- Stated task:
Make an exact copy of the data below, leaving out every picture.

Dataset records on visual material
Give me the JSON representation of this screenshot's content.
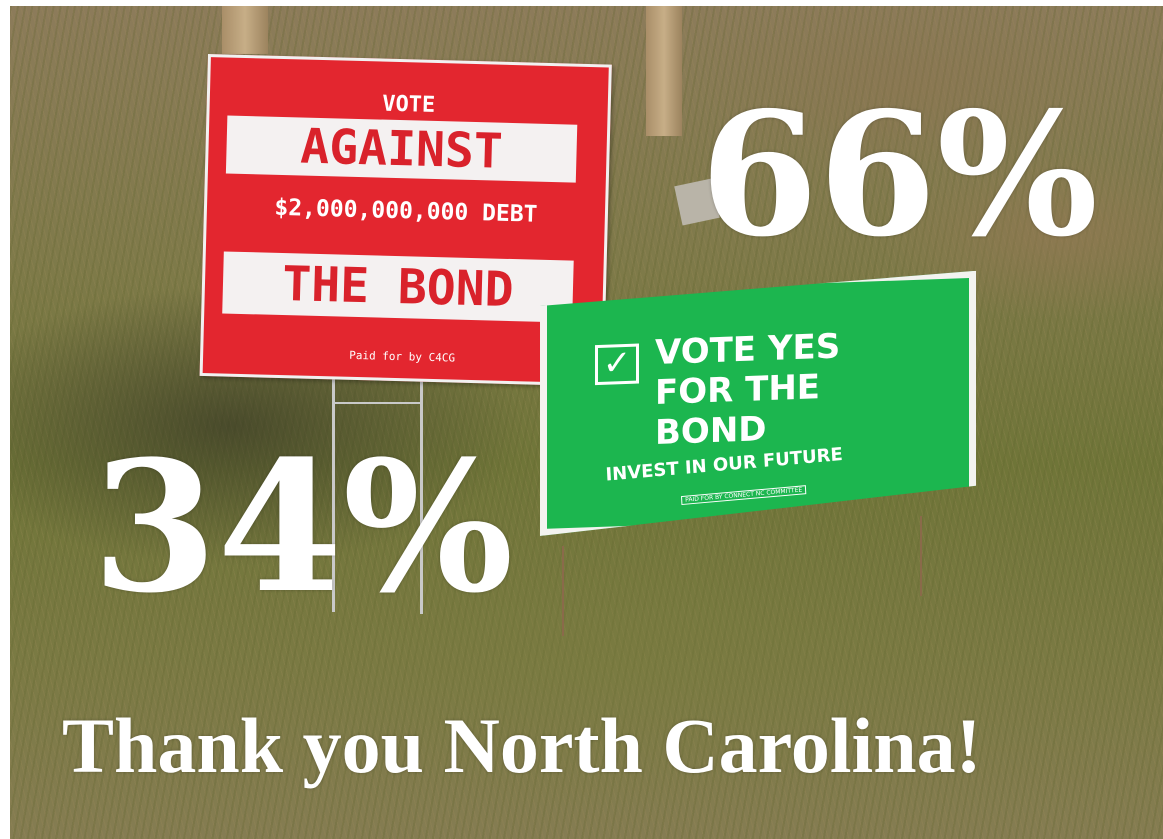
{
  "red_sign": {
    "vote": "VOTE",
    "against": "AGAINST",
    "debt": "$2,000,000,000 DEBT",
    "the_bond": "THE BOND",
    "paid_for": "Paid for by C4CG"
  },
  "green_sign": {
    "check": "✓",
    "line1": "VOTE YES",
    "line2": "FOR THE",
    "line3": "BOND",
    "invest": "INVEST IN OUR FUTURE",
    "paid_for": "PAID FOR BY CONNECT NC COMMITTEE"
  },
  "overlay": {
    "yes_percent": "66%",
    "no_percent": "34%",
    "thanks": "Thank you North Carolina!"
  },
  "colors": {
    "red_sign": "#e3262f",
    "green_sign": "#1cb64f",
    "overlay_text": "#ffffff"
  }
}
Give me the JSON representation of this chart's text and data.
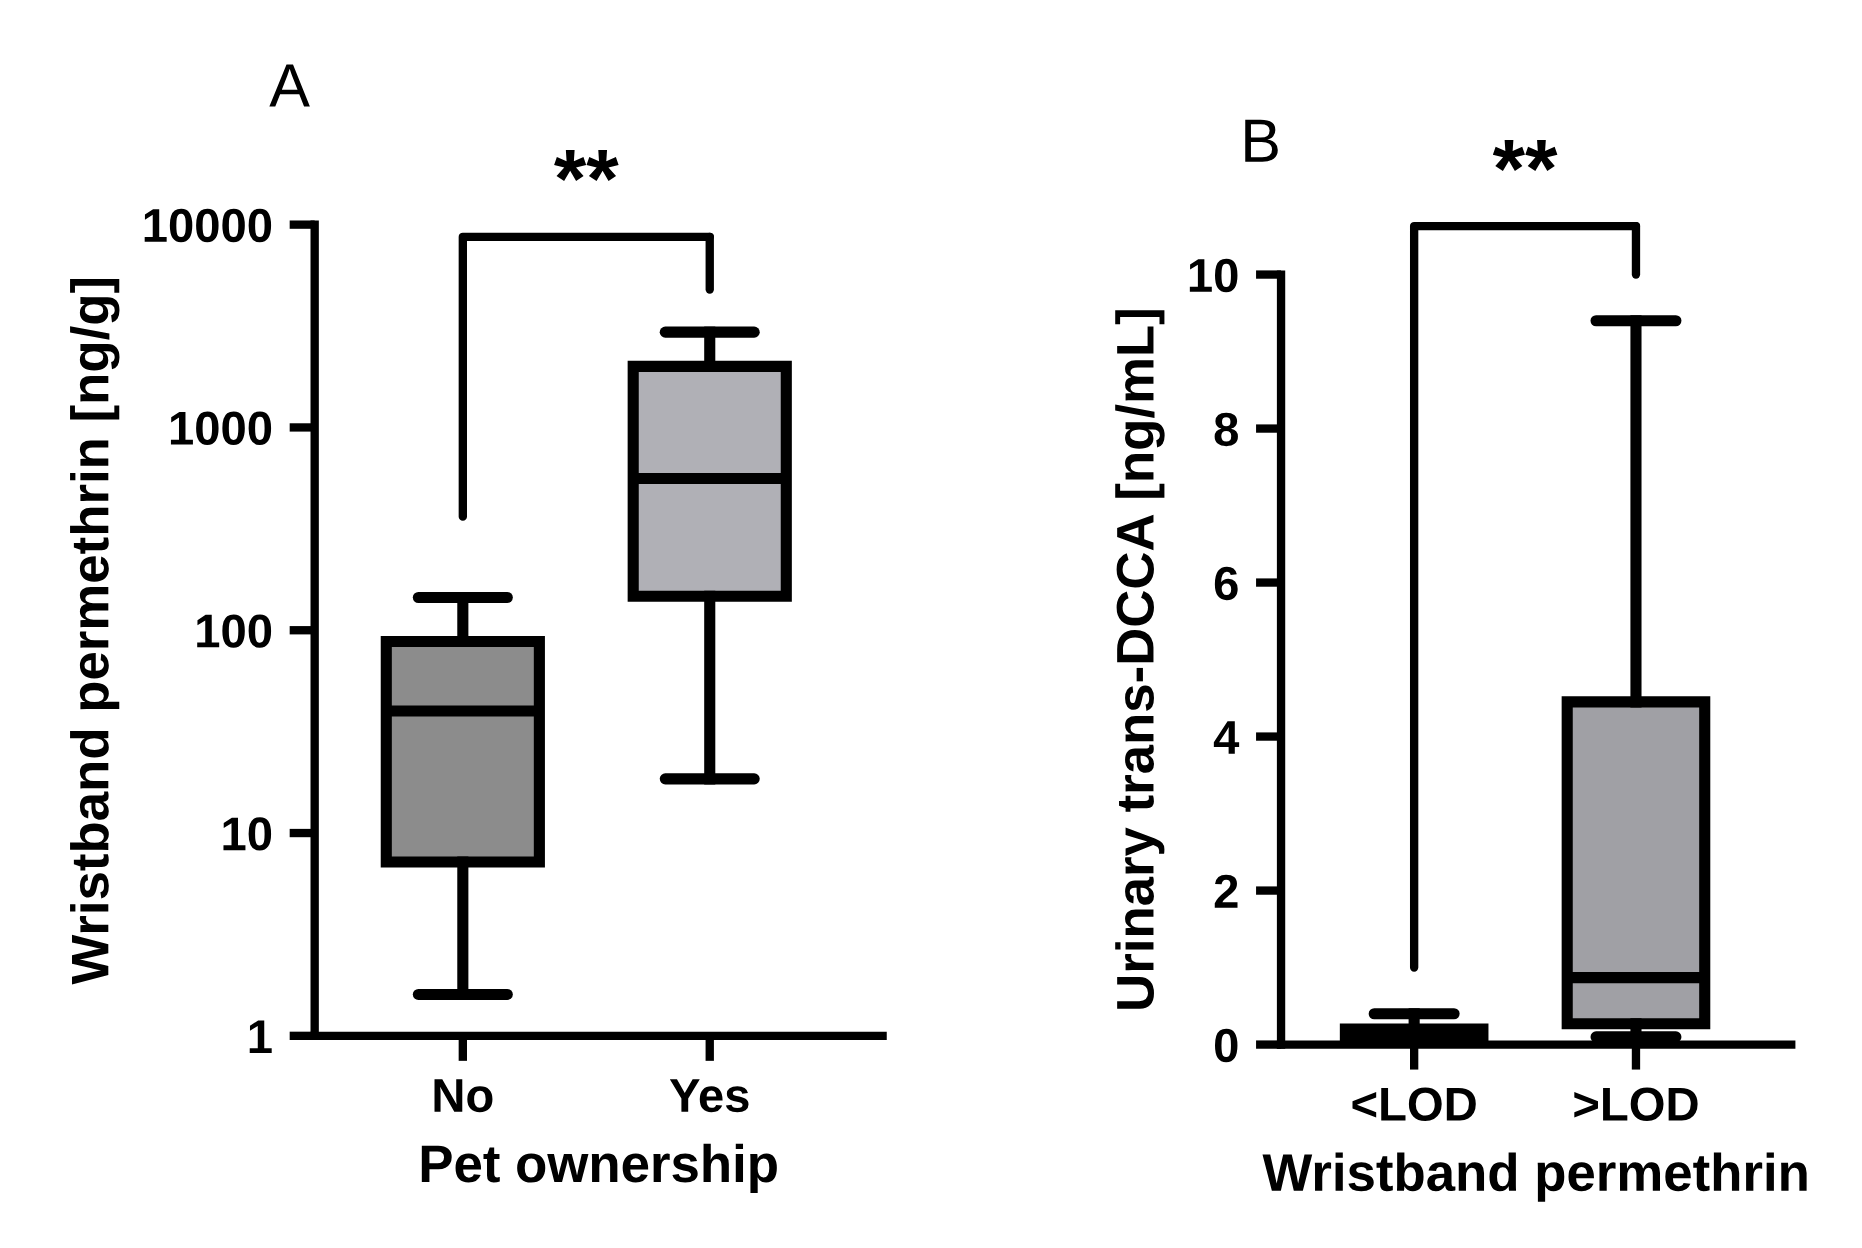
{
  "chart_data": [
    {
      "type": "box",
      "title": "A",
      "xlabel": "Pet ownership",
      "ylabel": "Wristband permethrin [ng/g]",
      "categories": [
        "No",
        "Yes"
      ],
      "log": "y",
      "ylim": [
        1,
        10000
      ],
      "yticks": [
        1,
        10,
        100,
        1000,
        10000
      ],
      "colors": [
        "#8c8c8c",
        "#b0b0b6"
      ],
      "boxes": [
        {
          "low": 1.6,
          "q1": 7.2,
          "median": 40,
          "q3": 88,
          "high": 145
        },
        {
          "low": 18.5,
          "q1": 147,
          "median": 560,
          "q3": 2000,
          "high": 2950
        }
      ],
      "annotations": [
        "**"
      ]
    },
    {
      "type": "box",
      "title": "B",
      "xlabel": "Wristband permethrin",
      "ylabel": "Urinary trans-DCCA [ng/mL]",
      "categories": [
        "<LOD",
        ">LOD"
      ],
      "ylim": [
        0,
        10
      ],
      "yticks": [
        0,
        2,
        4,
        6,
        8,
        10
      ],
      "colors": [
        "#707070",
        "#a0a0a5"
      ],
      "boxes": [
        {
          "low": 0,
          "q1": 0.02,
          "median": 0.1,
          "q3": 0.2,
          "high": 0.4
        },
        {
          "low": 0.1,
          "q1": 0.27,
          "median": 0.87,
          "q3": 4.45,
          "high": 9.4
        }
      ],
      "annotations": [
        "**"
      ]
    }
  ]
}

- Reply to the task:
Give me the JSON representation of this screenshot's content.
{
  "red_sign": {
    "vote": "VOTE",
    "against": "AGAINST",
    "debt": "$2,000,000,000 DEBT",
    "the_bond": "THE BOND",
    "paid_for": "Paid for by C4CG"
  },
  "green_sign": {
    "check": "✓",
    "line1": "VOTE YES",
    "line2": "FOR THE",
    "line3": "BOND",
    "invest": "INVEST IN OUR FUTURE",
    "paid_for": "PAID FOR BY CONNECT NC COMMITTEE"
  },
  "overlay": {
    "yes_percent": "66%",
    "no_percent": "34%",
    "thanks": "Thank you North Carolina!"
  },
  "colors": {
    "red_sign": "#e3262f",
    "green_sign": "#1cb64f",
    "overlay_text": "#ffffff"
  }
}
Give me the JSON representation of this chart's text and data.
{
  "chart_data": [
    {
      "type": "box",
      "title": "A",
      "xlabel": "Pet ownership",
      "ylabel": "Wristband permethrin [ng/g]",
      "categories": [
        "No",
        "Yes"
      ],
      "log": "y",
      "ylim": [
        1,
        10000
      ],
      "yticks": [
        1,
        10,
        100,
        1000,
        10000
      ],
      "colors": [
        "#8c8c8c",
        "#b0b0b6"
      ],
      "boxes": [
        {
          "low": 1.6,
          "q1": 7.2,
          "median": 40,
          "q3": 88,
          "high": 145
        },
        {
          "low": 18.5,
          "q1": 147,
          "median": 560,
          "q3": 2000,
          "high": 2950
        }
      ],
      "annotations": [
        "**"
      ]
    },
    {
      "type": "box",
      "title": "B",
      "xlabel": "Wristband permethrin",
      "ylabel": "Urinary trans-DCCA [ng/mL]",
      "categories": [
        "<LOD",
        ">LOD"
      ],
      "ylim": [
        0,
        10
      ],
      "yticks": [
        0,
        2,
        4,
        6,
        8,
        10
      ],
      "colors": [
        "#707070",
        "#a0a0a5"
      ],
      "boxes": [
        {
          "low": 0,
          "q1": 0.02,
          "median": 0.1,
          "q3": 0.2,
          "high": 0.4
        },
        {
          "low": 0.1,
          "q1": 0.27,
          "median": 0.87,
          "q3": 4.45,
          "high": 9.4
        }
      ],
      "annotations": [
        "**"
      ]
    }
  ]
}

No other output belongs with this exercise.